§ **PROVIDED RECORDS**
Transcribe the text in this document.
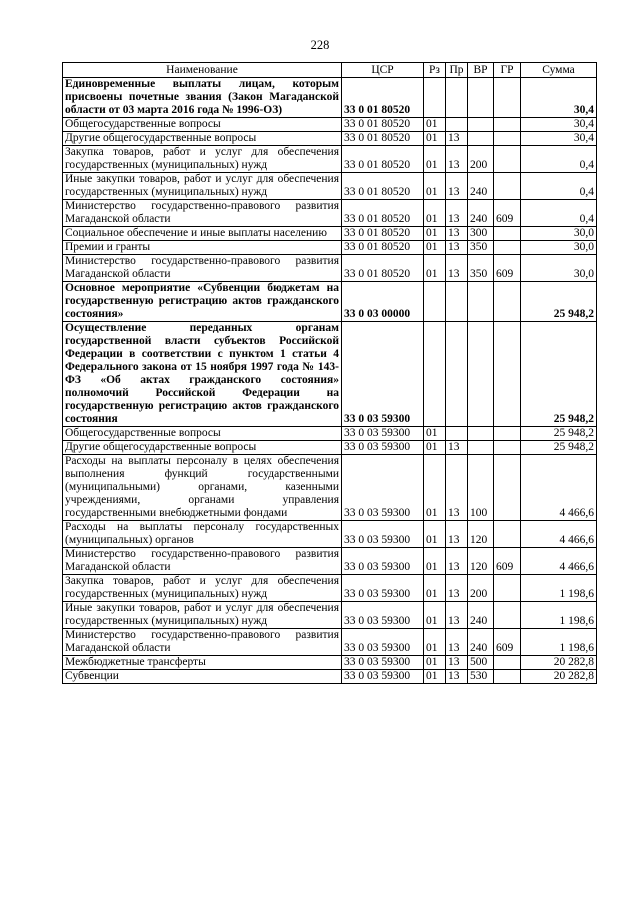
228
Наименование	ЦСР	Рз	Пр	ВР	ГР	Сумма
Единовременные выплаты лицам, которым присвоены почетные звания (Закон Магаданской области от 03 марта 2016 года № 1996-ОЗ)	33 0 01 80520					30,4
Общегосударственные вопросы	33 0 01 80520	01				30,4
Другие общегосударственные вопросы	33 0 01 80520	01	13			30,4
Закупка товаров, работ и услуг для обеспечения государственных (муниципальных) нужд	33 0 01 80520	01	13	200		0,4
Иные закупки товаров, работ и услуг для обеспечения государственных (муниципальных) нужд	33 0 01 80520	01	13	240		0,4
Министерство государственно-правового развития Магаданской области	33 0 01 80520	01	13	240	609	0,4
Социальное обеспечение и иные выплаты населению	33 0 01 80520	01	13	300		30,0
Премии и гранты	33 0 01 80520	01	13	350		30,0
Министерство государственно-правового развития Магаданской области	33 0 01 80520	01	13	350	609	30,0
Основное мероприятие «Субвенции бюджетам на государственную регистрацию актов гражданского состояния»	33 0 03 00000					25 948,2
Осуществление переданных органам государственной власти субъектов Российской Федерации в соответствии с пунктом 1 статьи 4 Федерального закона от 15 ноября 1997 года № 143-ФЗ «Об актах гражданского состояния» полномочий Российской Федерации на государственную регистрацию актов гражданского состояния	33 0 03 59300					25 948,2
Общегосударственные вопросы	33 0 03 59300	01				25 948,2
Другие общегосударственные вопросы	33 0 03 59300	01	13			25 948,2
Расходы на выплаты персоналу в целях обеспечения выполнения функций государственными (муниципальными) органами, казенными учреждениями, органами управления государственными внебюджетными фондами	33 0 03 59300	01	13	100		4 466,6
Расходы на выплаты персоналу государственных (муниципальных) органов	33 0 03 59300	01	13	120		4 466,6
Министерство государственно-правового развития Магаданской области	33 0 03 59300	01	13	120	609	4 466,6
Закупка товаров, работ и услуг для обеспечения государственных (муниципальных) нужд	33 0 03 59300	01	13	200		1 198,6
Иные закупки товаров, работ и услуг для обеспечения государственных (муниципальных) нужд	33 0 03 59300	01	13	240		1 198,6
Министерство государственно-правового развития Магаданской области	33 0 03 59300	01	13	240	609	1 198,6
Межбюджетные трансферты	33 0 03 59300	01	13	500		20 282,8
Субвенции	33 0 03 59300	01	13	530		20 282,8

§ **WHAT NEEDS TO BE DONE**
Gather up the lines containing the word "Другие" from these records and copy them.

§ **EXPECTED ANSWER**
Другие общегосударственные вопросы	33 0 01 80520	01	13			30,4
Другие общегосударственные вопросы	33 0 03 59300	01	13			25 948,2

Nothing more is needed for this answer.